• Items:
** START **
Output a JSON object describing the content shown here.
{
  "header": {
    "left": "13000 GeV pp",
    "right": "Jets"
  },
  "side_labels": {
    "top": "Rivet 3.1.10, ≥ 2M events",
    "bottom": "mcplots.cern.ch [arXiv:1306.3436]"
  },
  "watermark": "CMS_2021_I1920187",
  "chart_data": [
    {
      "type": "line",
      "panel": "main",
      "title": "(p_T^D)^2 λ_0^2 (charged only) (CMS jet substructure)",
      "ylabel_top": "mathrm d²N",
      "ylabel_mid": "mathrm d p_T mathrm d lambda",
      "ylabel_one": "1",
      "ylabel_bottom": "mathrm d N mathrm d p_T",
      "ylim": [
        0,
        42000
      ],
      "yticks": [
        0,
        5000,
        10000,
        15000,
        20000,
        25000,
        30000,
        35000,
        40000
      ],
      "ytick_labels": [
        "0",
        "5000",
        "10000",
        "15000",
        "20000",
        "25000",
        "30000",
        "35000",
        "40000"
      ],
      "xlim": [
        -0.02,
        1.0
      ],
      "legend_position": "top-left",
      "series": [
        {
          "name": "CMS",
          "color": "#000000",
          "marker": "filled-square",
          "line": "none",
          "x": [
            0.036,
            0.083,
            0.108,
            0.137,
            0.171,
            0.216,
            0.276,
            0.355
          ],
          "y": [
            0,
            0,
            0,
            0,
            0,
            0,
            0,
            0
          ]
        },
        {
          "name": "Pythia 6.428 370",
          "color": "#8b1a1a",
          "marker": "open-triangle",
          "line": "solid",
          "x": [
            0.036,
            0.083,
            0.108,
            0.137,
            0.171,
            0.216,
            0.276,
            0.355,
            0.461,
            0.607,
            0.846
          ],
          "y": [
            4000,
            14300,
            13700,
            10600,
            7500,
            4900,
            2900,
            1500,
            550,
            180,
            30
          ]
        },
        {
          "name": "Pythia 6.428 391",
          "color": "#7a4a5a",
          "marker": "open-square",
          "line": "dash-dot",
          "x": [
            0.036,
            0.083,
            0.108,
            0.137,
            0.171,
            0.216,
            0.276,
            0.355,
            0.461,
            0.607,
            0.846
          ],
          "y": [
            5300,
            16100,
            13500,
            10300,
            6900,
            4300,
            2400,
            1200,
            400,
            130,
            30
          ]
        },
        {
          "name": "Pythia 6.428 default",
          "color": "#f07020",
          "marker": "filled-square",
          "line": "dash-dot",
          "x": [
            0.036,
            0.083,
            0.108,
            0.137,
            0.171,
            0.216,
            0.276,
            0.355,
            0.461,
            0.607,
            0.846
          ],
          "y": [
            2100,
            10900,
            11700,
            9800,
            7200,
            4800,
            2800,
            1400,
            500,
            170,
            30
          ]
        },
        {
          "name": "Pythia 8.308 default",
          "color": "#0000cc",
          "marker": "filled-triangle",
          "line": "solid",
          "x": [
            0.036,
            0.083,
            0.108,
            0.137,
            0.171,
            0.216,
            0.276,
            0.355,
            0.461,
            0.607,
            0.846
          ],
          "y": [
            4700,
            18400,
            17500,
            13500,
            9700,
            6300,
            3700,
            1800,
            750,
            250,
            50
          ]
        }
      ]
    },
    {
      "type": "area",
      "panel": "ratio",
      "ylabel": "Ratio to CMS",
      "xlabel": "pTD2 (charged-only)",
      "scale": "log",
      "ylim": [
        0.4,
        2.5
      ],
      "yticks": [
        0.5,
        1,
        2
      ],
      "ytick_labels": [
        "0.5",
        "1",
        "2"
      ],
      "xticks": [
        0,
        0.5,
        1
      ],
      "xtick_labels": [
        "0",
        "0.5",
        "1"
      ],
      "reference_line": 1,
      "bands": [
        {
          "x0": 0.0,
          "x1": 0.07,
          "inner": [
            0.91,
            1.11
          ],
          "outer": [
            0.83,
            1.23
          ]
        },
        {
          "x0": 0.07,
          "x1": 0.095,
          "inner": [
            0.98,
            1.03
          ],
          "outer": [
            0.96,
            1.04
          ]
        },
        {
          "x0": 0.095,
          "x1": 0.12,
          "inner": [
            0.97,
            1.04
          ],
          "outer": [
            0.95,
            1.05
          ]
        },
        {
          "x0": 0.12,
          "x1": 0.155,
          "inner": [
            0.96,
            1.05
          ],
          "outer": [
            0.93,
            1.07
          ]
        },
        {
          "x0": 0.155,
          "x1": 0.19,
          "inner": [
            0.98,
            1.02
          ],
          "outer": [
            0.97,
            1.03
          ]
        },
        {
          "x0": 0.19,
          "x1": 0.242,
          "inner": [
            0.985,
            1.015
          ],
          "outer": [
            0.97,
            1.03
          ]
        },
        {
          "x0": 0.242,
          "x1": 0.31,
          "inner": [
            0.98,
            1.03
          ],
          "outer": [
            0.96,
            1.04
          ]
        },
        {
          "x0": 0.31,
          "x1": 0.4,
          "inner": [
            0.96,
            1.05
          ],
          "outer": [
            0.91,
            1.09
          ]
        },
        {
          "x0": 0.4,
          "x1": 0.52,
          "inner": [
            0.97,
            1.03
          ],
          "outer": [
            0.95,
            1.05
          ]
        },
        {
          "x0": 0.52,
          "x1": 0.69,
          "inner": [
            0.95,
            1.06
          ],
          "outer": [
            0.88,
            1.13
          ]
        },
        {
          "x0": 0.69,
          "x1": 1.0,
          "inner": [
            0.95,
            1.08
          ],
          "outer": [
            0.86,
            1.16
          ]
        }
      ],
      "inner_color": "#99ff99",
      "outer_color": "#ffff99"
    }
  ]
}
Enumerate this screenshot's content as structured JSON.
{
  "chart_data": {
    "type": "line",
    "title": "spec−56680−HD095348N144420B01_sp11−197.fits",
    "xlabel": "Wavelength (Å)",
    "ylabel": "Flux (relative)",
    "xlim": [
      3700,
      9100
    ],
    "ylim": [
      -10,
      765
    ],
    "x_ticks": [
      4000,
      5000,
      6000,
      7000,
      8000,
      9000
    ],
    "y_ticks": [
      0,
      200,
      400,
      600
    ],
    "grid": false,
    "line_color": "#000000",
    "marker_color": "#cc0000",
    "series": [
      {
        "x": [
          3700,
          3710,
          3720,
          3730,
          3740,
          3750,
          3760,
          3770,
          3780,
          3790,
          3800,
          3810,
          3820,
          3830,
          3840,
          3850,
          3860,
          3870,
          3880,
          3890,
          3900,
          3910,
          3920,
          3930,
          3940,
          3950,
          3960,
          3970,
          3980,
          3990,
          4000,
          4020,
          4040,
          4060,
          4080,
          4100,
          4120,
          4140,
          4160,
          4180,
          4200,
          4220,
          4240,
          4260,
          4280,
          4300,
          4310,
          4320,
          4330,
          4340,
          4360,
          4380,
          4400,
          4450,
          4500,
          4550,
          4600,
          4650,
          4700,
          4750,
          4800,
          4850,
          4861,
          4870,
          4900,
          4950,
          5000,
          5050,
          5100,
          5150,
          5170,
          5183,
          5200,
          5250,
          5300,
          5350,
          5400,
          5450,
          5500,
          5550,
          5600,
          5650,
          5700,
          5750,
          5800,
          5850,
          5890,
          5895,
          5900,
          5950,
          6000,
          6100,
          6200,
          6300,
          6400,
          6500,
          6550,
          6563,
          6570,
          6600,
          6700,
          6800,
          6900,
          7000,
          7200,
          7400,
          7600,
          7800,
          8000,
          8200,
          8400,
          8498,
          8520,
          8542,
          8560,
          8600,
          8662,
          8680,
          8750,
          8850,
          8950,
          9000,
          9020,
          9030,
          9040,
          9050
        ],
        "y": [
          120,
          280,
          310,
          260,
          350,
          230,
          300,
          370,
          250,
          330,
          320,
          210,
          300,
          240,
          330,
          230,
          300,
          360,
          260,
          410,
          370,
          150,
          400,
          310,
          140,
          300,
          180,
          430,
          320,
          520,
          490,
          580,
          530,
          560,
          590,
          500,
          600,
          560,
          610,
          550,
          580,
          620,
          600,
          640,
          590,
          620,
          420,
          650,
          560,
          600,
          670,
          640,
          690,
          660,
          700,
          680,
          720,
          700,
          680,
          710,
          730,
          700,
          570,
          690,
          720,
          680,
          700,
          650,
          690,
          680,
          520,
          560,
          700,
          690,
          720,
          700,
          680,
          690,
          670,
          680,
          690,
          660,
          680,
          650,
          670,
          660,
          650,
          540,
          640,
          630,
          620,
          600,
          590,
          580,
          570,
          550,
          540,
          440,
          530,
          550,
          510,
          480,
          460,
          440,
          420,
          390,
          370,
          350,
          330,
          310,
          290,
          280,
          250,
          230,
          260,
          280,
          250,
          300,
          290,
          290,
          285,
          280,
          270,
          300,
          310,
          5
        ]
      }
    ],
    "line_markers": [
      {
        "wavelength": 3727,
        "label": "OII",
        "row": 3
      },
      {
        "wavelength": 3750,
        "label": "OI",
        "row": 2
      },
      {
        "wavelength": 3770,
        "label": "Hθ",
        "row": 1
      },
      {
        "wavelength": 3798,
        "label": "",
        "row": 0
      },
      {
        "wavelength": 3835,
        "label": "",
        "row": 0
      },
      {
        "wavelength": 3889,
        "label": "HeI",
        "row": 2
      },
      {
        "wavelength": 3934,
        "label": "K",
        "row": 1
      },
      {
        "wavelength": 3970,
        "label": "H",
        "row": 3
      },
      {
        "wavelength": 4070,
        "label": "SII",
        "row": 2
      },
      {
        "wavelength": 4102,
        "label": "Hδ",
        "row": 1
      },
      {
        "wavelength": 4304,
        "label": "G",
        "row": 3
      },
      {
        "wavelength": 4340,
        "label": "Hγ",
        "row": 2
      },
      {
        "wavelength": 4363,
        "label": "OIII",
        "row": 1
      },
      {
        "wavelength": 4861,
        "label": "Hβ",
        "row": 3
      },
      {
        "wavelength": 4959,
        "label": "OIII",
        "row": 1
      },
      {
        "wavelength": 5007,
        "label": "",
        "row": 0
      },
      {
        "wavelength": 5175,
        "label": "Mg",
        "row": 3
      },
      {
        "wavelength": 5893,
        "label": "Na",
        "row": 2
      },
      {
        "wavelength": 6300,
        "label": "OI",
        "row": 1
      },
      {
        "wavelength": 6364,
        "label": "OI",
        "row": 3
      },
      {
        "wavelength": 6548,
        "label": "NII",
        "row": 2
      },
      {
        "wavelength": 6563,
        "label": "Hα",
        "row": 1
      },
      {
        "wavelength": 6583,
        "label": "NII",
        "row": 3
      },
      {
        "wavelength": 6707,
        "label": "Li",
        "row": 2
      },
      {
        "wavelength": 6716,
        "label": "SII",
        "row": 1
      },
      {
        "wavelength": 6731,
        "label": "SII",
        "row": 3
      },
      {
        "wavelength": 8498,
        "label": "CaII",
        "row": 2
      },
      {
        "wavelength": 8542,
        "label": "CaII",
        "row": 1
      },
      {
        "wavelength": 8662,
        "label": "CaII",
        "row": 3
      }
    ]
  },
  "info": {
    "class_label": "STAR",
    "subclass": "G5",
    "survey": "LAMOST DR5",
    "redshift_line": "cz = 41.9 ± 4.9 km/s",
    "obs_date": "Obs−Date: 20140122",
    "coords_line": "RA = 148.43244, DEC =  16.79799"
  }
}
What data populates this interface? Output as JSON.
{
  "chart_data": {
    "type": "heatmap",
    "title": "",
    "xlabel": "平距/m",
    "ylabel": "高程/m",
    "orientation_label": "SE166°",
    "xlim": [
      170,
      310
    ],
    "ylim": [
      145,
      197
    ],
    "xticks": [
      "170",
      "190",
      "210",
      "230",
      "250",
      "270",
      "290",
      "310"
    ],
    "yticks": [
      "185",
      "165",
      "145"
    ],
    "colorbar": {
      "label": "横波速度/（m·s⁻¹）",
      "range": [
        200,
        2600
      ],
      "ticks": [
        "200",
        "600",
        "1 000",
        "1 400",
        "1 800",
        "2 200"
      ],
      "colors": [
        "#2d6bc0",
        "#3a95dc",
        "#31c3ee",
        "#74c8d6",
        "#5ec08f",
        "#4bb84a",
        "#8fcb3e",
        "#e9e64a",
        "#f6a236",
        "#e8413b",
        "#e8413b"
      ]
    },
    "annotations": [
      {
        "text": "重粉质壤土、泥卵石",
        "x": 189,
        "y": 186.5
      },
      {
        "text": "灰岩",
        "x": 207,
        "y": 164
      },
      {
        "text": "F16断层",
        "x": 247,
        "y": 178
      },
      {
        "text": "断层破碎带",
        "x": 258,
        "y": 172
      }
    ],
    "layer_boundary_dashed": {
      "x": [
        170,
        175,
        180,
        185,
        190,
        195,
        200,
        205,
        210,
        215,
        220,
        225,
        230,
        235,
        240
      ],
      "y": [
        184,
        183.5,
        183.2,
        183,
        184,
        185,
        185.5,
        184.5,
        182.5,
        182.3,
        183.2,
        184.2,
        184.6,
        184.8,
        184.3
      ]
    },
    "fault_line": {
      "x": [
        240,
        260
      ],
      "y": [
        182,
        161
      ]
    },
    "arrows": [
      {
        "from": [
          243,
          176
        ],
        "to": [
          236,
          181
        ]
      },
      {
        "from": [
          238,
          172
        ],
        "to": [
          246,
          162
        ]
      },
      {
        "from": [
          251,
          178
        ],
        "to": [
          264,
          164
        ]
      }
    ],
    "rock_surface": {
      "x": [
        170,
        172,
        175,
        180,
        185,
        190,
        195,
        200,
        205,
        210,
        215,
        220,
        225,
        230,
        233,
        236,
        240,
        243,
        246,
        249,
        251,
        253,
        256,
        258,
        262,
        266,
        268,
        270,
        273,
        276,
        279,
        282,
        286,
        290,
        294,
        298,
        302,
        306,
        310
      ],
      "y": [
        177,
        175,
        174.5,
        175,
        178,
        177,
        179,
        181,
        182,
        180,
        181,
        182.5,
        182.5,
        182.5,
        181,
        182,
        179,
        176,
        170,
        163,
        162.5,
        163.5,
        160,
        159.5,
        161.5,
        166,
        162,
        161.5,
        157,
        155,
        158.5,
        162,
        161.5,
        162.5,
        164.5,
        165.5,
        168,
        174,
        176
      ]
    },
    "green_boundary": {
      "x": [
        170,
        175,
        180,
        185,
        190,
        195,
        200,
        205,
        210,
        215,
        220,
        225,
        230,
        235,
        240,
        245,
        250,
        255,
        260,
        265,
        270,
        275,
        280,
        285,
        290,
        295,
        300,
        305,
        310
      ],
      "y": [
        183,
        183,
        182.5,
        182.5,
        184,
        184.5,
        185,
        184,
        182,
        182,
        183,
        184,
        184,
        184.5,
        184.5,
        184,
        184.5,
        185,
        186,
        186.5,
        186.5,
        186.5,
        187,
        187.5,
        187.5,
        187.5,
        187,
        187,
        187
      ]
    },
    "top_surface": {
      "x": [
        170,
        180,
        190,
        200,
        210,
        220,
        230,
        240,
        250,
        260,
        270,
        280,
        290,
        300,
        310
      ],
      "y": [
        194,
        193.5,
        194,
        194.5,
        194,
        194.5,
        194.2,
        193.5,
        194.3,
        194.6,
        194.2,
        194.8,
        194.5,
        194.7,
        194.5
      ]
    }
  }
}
** END **
• Task to carry out:
Determine how many lines of the listing hold the word "type" and reply with that figure alone.

• Answer to the task:
4